-- Exercise task --
Identify all lines below that hold "График" and collect them.

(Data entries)
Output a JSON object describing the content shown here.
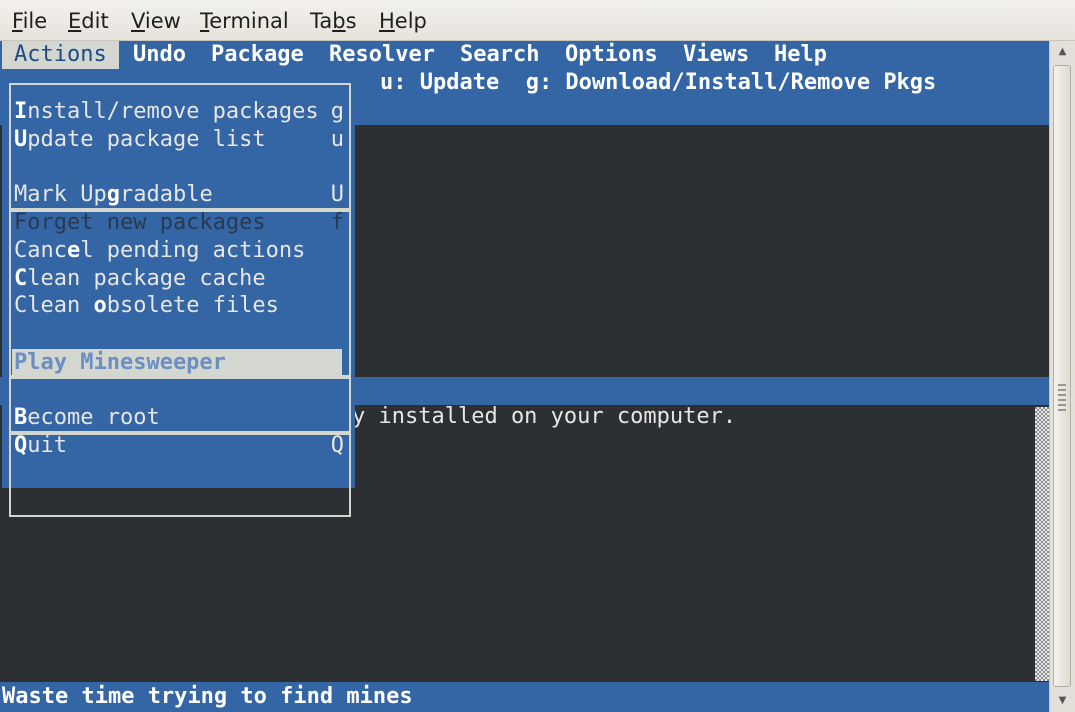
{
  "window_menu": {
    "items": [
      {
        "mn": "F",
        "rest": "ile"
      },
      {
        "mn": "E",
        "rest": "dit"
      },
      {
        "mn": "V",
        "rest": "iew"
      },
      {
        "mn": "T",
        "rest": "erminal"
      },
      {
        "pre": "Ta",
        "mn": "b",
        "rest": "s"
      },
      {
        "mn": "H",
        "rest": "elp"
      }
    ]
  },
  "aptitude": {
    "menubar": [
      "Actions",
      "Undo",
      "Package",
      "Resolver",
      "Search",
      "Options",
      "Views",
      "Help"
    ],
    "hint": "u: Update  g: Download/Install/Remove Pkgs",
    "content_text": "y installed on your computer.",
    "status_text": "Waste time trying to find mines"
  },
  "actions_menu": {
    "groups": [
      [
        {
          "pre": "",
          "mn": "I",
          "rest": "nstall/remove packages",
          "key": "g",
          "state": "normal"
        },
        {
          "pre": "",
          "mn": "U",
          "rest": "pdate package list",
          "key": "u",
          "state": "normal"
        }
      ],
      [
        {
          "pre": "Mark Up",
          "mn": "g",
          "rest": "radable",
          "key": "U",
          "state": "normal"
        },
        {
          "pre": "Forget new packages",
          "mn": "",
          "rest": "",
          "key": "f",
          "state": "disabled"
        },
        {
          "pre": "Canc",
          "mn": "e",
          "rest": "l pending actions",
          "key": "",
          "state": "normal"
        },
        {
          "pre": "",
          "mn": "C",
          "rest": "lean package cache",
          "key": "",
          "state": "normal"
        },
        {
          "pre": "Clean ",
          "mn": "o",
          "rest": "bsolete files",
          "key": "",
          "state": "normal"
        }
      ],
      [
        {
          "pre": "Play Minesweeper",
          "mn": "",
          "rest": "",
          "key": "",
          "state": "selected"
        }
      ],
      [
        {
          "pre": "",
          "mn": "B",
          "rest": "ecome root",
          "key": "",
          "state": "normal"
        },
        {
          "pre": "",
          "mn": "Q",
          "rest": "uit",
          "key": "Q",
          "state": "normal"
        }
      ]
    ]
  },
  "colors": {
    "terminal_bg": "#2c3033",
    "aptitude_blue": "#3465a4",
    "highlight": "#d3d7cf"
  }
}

---

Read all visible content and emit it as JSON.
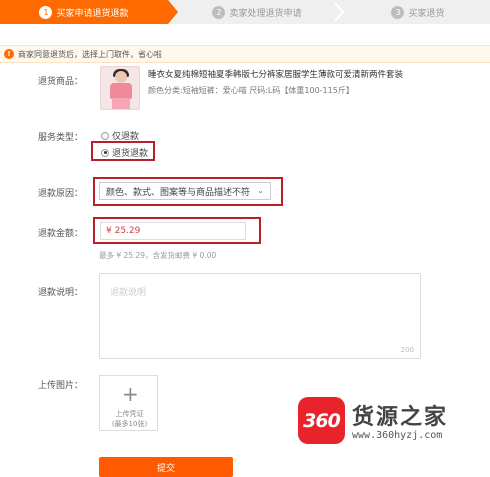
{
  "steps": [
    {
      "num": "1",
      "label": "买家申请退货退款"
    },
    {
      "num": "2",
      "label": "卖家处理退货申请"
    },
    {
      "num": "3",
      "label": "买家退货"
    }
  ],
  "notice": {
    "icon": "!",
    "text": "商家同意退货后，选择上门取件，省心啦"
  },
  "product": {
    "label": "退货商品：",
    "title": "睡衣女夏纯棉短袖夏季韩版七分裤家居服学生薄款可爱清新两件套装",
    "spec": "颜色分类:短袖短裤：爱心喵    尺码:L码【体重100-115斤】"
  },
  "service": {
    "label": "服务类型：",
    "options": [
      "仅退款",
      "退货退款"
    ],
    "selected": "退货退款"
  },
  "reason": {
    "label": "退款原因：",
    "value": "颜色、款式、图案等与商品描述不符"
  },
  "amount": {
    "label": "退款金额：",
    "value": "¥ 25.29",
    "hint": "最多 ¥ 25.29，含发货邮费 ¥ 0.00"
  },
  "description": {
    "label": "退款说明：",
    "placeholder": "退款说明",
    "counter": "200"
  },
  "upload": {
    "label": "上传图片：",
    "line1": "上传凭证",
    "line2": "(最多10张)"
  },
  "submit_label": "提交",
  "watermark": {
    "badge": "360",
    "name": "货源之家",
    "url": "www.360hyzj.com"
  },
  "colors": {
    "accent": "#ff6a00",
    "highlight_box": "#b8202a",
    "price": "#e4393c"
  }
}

* * *

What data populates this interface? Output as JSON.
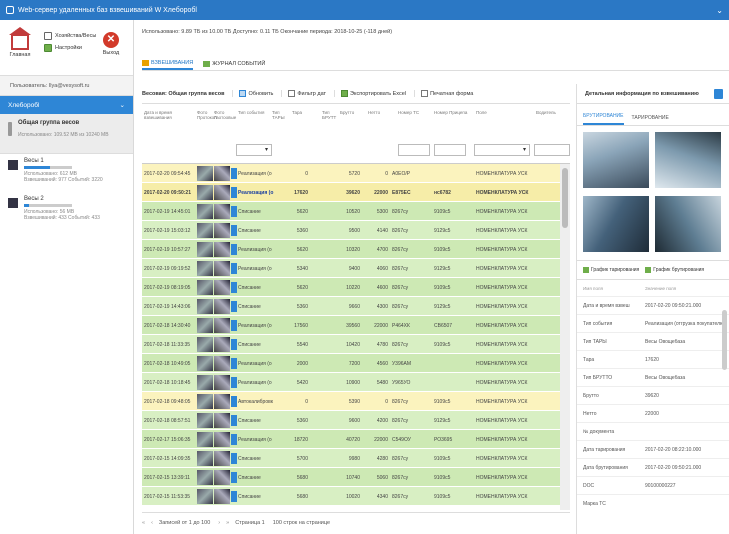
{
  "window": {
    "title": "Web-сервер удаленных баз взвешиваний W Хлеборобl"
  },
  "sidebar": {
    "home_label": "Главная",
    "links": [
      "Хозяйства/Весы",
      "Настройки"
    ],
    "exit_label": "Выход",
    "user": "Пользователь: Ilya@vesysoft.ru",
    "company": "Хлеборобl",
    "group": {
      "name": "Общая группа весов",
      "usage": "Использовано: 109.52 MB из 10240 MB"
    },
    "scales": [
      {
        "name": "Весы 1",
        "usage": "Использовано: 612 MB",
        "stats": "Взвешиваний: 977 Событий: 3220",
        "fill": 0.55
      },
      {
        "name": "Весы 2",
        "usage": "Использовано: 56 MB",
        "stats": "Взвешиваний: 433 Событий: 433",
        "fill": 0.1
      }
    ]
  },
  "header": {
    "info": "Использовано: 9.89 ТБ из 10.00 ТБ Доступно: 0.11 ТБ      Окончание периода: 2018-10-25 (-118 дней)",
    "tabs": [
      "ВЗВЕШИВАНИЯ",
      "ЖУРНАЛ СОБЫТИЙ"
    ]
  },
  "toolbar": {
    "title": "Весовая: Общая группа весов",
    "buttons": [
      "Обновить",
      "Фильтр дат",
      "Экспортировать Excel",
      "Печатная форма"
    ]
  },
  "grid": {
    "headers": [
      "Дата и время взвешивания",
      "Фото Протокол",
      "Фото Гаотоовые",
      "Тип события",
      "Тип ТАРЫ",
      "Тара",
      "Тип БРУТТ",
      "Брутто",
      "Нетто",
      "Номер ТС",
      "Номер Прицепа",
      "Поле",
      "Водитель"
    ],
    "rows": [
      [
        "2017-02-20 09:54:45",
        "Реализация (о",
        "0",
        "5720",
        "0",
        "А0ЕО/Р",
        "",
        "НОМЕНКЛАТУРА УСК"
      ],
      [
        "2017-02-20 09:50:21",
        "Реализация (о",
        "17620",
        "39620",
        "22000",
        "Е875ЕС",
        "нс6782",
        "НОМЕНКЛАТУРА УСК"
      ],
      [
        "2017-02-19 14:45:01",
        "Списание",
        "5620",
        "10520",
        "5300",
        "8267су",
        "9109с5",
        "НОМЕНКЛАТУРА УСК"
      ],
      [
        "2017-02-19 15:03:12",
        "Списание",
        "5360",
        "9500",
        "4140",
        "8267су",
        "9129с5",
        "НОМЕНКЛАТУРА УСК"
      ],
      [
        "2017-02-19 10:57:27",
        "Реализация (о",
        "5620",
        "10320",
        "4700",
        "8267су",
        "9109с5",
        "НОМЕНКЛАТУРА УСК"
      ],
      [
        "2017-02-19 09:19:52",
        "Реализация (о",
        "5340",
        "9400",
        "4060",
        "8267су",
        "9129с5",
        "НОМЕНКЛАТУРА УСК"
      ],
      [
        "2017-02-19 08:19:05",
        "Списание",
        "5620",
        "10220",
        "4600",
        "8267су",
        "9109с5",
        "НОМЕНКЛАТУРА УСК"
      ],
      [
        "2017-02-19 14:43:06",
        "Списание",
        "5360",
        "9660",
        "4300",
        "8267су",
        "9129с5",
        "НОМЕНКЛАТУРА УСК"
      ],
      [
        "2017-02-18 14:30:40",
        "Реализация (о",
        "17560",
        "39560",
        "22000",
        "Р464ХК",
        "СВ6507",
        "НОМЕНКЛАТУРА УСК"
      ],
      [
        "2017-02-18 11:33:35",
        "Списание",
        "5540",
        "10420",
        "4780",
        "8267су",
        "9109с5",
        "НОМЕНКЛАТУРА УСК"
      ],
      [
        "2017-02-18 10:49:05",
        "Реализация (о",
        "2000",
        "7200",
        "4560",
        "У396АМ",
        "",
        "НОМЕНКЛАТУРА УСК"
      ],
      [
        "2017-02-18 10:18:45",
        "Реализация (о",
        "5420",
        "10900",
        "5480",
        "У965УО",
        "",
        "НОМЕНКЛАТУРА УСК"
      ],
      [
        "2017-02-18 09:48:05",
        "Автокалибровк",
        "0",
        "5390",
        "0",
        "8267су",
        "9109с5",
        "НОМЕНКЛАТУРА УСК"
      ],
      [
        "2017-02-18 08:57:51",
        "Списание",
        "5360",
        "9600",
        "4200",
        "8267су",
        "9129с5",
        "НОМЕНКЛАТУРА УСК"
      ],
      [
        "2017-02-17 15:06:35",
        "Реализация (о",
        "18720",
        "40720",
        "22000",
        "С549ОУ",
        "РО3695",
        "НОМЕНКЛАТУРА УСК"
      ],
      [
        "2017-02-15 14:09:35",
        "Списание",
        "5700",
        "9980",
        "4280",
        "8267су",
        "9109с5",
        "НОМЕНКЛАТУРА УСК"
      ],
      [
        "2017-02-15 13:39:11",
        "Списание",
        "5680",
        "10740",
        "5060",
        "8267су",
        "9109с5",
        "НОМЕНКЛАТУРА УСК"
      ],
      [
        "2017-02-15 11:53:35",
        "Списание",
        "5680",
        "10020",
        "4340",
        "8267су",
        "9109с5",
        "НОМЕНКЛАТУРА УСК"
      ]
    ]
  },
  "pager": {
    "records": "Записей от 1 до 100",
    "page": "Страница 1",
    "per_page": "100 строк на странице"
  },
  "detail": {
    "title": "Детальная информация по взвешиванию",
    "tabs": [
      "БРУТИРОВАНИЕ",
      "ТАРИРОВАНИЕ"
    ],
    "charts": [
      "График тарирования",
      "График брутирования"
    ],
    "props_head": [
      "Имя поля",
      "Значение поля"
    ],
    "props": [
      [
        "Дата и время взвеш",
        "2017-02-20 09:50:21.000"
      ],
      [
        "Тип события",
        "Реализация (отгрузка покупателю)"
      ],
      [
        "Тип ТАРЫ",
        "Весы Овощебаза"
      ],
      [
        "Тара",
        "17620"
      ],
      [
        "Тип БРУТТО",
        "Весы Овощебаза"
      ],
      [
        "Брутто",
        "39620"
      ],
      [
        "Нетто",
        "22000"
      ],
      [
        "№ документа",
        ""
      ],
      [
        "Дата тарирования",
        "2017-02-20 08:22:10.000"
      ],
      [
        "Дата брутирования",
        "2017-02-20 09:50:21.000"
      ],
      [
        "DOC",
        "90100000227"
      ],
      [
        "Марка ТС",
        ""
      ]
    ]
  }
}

-- Solution --
      "График тарирования",
      "График брутирования"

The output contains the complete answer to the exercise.